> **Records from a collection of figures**
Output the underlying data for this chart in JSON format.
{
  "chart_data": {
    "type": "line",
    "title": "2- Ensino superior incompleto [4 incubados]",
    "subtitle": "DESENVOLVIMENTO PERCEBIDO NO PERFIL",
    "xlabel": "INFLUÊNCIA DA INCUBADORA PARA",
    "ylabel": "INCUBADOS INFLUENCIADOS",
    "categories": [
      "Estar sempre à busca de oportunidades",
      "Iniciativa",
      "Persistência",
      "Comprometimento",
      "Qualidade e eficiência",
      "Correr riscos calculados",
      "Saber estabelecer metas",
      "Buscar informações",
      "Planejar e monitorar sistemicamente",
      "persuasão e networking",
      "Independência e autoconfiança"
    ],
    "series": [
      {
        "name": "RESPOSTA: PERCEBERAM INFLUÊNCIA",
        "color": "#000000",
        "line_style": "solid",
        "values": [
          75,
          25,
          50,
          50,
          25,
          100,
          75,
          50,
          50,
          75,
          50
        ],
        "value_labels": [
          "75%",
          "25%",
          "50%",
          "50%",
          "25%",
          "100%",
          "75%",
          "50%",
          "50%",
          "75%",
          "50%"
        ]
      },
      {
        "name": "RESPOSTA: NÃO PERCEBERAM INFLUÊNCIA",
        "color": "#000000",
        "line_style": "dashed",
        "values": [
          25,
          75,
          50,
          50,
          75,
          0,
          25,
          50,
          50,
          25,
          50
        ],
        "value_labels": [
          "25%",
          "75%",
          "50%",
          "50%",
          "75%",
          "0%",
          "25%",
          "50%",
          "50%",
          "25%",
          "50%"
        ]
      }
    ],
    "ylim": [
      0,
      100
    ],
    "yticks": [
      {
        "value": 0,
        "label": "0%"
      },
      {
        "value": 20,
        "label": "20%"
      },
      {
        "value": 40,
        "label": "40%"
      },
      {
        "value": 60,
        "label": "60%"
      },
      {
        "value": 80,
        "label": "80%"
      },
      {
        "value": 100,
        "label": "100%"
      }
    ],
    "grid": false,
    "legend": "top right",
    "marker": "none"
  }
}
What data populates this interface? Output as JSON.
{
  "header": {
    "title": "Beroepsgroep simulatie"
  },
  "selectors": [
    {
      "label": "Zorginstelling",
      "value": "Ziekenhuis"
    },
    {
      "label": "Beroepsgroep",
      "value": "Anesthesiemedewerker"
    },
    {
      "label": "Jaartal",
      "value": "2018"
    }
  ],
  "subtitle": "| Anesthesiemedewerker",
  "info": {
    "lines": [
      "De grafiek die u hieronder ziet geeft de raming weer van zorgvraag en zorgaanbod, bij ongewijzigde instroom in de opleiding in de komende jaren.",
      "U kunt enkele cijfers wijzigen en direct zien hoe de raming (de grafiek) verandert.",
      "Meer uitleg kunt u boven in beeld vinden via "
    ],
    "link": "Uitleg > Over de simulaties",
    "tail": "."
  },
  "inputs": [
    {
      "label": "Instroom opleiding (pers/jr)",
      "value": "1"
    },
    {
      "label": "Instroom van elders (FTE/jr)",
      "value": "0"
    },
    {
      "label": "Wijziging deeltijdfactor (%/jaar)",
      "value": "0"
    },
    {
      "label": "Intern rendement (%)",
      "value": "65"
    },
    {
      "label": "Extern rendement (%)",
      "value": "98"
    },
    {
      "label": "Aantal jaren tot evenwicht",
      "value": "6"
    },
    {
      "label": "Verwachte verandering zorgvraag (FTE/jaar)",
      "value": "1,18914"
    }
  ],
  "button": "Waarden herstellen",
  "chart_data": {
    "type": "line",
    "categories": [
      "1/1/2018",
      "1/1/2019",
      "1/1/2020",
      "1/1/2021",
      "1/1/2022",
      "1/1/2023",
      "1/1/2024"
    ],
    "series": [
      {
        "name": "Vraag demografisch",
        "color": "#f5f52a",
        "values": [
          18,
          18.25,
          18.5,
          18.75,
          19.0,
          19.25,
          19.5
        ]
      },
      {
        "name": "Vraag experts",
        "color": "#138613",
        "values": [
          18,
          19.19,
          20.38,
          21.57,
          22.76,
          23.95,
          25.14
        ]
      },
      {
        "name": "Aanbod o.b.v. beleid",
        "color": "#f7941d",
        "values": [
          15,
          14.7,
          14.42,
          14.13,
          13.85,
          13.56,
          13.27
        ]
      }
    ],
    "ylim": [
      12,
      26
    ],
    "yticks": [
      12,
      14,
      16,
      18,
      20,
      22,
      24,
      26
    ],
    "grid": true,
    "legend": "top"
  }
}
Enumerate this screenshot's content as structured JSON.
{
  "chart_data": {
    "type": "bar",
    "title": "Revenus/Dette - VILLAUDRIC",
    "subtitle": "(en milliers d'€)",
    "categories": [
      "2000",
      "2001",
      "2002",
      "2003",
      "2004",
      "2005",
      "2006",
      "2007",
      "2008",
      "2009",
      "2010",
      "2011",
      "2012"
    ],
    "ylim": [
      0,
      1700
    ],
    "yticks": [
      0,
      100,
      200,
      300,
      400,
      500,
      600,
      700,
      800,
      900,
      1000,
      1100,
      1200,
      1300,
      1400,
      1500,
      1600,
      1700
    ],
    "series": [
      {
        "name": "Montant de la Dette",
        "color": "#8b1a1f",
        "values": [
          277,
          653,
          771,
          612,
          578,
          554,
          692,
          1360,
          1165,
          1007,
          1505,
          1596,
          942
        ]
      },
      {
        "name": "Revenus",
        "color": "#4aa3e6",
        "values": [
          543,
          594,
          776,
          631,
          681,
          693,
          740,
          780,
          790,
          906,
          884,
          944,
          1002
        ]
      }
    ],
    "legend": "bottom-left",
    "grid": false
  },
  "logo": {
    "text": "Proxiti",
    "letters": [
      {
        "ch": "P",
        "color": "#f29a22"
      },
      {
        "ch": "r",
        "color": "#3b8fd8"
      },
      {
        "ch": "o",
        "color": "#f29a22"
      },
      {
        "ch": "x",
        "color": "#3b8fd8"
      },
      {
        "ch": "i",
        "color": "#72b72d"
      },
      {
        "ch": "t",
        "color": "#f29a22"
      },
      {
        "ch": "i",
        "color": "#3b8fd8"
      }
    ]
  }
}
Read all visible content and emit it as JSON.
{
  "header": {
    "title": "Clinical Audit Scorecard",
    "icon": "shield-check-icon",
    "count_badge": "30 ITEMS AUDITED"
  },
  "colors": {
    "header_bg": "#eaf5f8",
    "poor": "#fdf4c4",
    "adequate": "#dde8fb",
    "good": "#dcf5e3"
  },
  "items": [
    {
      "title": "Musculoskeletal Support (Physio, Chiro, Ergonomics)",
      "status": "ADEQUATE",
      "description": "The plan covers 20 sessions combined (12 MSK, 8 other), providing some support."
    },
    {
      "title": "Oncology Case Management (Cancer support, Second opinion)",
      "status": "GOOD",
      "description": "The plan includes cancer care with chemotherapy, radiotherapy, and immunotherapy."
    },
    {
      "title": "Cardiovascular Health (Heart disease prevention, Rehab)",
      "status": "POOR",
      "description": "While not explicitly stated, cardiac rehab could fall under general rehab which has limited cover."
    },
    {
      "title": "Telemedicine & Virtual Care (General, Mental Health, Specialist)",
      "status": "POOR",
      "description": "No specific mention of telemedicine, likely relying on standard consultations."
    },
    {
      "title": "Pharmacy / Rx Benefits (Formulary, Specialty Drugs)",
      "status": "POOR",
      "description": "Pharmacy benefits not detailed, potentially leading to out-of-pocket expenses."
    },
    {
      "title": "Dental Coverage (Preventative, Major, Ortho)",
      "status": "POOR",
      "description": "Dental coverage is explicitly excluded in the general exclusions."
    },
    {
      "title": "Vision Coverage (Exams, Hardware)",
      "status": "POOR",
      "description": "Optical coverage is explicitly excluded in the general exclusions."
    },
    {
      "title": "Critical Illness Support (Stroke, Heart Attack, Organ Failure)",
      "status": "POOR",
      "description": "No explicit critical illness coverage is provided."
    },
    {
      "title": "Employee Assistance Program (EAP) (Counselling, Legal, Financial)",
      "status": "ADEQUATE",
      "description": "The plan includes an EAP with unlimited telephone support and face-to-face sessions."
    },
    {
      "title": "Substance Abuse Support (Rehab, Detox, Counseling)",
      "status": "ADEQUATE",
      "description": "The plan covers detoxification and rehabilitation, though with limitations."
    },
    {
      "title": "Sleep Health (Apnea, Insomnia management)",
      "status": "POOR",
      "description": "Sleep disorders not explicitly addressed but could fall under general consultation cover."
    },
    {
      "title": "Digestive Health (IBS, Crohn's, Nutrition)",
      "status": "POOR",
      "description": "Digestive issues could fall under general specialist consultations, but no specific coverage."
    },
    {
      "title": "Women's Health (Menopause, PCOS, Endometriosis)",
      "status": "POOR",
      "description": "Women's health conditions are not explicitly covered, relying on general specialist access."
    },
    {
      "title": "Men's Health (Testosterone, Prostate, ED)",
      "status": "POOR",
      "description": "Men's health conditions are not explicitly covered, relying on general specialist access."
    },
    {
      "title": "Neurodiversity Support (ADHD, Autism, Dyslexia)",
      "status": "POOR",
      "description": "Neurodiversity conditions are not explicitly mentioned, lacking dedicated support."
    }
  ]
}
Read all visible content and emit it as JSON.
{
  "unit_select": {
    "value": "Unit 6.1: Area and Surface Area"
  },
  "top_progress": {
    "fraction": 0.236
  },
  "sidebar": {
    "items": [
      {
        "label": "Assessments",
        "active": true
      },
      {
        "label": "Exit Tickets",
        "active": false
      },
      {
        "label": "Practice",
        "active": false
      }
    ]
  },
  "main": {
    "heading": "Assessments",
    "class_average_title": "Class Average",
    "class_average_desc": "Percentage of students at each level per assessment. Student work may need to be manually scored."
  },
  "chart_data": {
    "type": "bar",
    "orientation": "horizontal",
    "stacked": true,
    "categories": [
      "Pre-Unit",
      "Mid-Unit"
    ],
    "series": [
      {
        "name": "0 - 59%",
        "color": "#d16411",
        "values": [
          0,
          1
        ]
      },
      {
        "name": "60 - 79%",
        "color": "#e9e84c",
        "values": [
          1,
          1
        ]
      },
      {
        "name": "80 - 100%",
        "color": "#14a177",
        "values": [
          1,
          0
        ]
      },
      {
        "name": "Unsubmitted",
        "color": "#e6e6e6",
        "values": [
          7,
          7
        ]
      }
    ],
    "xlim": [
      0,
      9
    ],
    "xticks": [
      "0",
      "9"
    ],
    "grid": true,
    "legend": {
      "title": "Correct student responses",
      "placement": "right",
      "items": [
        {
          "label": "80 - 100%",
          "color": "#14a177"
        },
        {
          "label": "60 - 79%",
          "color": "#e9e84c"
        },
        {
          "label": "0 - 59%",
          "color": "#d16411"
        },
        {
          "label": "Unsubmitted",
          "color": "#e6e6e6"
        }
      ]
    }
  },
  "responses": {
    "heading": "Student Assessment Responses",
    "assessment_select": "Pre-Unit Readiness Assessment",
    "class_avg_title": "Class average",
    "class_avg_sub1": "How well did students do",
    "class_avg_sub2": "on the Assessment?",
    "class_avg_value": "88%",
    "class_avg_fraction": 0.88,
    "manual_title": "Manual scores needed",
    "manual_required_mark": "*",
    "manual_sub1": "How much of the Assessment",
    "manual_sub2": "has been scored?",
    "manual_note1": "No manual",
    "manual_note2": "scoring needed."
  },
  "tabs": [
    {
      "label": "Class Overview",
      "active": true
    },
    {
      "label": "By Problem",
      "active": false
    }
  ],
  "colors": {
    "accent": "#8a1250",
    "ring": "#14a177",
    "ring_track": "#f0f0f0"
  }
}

> **Task prompt**
Review the preceding data and report every line that includes the string "Women".

> **Full output**
      "title": "Women's Health (Menopause, PCOS, Endometriosis)",
      "description": "Women's health conditions are not explicitly covered, relying on general specialist access."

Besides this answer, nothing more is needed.